● **Available data**
★ ★ ★ ★ ★ ★ ★

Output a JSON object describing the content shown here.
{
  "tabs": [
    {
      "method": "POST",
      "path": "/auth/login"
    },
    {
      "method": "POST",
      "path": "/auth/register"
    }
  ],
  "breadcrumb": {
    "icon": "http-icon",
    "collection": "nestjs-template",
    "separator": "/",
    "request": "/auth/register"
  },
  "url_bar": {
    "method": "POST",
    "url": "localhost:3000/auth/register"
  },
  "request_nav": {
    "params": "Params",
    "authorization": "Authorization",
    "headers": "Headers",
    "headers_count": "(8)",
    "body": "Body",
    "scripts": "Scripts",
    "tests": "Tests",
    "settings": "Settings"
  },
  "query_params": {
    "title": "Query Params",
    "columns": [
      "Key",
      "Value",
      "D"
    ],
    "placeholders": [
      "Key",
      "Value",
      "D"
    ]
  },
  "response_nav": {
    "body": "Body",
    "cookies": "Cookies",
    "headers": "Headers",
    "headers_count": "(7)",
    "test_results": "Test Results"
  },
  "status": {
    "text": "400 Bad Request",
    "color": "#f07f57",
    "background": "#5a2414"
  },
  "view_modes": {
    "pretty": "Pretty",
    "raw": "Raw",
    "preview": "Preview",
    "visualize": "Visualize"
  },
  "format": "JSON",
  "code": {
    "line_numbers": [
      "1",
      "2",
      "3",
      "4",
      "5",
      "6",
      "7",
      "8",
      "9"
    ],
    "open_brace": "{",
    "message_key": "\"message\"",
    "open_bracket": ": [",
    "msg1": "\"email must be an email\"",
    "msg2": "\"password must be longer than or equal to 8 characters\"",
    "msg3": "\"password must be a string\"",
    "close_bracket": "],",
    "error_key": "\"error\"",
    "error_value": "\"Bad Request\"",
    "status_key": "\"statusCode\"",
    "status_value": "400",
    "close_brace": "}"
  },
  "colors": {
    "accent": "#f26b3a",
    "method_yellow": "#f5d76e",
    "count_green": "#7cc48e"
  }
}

★ ★ ★ ★ ★ ★ ★

● **To do**
Show every line above in which the word "password" occurs.

● **Result**
    "msg2": "\"password must be longer than or equal to 8 characters\"",
    "msg3": "\"password must be a string\"",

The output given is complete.